═══ Exercise inputs ═══

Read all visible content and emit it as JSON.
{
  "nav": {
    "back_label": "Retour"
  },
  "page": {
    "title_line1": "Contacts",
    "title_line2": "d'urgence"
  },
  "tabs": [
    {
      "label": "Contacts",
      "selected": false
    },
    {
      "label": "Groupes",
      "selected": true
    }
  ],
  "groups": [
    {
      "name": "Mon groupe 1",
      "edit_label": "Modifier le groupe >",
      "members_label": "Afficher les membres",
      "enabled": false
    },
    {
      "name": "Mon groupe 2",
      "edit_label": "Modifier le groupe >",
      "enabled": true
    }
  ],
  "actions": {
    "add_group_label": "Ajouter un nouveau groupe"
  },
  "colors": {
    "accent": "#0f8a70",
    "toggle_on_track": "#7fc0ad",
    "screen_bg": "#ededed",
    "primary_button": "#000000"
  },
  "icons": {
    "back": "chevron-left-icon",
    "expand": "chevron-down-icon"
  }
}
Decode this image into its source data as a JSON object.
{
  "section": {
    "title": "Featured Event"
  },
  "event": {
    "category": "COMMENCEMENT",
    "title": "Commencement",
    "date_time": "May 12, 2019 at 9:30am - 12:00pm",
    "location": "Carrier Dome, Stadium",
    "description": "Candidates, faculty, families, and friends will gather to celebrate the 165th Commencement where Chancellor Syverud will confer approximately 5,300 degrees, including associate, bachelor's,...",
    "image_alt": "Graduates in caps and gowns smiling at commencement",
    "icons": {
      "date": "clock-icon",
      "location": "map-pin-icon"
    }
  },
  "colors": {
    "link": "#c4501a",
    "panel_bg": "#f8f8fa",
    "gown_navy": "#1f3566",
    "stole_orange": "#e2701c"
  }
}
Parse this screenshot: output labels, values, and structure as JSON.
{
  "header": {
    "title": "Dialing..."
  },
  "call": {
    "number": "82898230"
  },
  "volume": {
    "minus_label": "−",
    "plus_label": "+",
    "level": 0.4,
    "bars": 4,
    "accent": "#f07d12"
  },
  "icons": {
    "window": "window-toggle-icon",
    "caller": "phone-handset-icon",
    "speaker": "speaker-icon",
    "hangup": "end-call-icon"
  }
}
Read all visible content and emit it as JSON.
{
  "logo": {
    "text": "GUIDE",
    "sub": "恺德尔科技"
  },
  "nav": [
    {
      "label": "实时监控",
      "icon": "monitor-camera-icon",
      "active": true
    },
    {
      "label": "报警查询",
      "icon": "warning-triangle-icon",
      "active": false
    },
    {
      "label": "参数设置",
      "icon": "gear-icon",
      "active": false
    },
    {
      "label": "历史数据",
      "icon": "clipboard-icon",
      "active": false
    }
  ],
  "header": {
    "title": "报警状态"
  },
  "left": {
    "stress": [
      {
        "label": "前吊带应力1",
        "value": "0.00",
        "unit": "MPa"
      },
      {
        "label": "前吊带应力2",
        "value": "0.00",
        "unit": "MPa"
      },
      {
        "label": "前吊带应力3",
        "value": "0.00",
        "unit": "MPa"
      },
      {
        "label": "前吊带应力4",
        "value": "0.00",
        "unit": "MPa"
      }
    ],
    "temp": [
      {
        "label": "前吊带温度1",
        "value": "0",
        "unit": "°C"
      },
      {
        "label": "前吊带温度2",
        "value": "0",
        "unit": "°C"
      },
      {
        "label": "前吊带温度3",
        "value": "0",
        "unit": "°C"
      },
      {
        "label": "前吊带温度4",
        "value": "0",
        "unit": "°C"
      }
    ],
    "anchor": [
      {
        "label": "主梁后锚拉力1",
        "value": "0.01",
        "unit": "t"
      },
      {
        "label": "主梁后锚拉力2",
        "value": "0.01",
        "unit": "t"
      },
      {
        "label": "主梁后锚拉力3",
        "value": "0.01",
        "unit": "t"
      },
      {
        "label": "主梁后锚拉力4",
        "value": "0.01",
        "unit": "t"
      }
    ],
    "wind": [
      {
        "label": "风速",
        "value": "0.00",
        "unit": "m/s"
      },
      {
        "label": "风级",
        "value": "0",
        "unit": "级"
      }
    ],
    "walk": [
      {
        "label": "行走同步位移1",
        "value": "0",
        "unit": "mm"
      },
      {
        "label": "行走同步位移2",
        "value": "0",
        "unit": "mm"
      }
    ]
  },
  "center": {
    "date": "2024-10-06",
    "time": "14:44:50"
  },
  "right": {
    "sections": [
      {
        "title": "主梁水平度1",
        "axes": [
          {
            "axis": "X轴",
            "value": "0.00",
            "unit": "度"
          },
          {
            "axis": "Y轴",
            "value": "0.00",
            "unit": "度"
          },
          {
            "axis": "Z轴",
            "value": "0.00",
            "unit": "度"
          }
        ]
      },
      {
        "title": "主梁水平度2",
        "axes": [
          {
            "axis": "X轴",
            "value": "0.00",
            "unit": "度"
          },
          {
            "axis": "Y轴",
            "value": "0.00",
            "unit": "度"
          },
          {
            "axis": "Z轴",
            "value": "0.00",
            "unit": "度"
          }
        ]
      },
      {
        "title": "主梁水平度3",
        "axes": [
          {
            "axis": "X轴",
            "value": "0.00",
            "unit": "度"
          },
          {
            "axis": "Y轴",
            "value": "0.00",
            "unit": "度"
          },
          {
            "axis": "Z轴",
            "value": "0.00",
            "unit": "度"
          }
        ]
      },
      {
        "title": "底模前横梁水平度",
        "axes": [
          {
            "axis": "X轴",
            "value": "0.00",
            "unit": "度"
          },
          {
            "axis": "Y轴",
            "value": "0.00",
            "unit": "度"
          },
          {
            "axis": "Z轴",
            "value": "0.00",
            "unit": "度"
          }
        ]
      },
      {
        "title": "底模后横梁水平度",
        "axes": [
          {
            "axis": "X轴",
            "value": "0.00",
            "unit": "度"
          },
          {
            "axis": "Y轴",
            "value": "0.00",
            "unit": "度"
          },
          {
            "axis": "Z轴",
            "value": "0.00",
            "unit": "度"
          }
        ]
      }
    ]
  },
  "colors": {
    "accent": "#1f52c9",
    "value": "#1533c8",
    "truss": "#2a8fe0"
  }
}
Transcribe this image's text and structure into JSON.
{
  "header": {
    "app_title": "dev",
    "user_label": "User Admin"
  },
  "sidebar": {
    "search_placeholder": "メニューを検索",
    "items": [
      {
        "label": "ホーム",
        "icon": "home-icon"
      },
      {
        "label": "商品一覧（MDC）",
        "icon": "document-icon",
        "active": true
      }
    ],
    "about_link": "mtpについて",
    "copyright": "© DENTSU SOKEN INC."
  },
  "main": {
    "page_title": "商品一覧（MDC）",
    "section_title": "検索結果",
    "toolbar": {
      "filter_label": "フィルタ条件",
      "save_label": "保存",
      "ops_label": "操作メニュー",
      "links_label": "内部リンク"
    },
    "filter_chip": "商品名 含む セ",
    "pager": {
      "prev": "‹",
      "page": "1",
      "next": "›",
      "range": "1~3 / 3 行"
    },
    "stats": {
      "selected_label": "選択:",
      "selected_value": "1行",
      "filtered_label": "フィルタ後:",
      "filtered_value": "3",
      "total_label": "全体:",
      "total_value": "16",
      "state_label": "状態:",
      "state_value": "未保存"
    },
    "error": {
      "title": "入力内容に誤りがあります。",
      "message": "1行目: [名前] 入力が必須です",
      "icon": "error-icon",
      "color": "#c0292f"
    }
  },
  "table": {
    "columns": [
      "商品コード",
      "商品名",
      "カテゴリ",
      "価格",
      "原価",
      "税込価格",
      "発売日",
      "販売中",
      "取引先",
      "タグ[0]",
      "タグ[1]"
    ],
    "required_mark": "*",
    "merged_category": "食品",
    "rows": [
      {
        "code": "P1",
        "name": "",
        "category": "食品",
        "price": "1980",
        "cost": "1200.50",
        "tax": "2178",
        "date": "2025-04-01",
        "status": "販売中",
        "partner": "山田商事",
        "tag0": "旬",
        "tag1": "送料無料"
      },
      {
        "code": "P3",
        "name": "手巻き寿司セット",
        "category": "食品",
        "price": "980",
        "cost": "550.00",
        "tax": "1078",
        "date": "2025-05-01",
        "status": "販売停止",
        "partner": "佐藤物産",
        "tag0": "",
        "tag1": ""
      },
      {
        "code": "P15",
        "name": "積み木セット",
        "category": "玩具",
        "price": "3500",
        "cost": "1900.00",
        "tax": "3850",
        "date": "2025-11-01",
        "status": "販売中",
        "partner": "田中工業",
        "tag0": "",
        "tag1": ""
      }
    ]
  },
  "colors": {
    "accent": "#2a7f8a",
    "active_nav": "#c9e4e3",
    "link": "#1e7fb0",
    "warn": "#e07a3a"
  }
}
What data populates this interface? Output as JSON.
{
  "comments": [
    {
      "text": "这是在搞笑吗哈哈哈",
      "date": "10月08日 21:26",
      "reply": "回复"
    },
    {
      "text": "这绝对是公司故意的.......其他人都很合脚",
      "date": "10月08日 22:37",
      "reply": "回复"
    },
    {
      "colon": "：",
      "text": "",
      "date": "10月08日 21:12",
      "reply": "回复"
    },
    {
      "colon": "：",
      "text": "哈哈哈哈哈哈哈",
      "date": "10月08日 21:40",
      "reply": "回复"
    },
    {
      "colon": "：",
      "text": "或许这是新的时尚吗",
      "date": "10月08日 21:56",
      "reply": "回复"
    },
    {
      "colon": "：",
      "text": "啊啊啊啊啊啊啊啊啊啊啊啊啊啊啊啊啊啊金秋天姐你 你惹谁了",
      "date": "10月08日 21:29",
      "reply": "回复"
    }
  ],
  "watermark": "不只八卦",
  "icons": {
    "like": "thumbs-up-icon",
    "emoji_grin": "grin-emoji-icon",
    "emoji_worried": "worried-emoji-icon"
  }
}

═══

▶ [Problem to work on]: How many of these lines contain "emoji"? Write only the number.

▶ [Reply to the task]: 2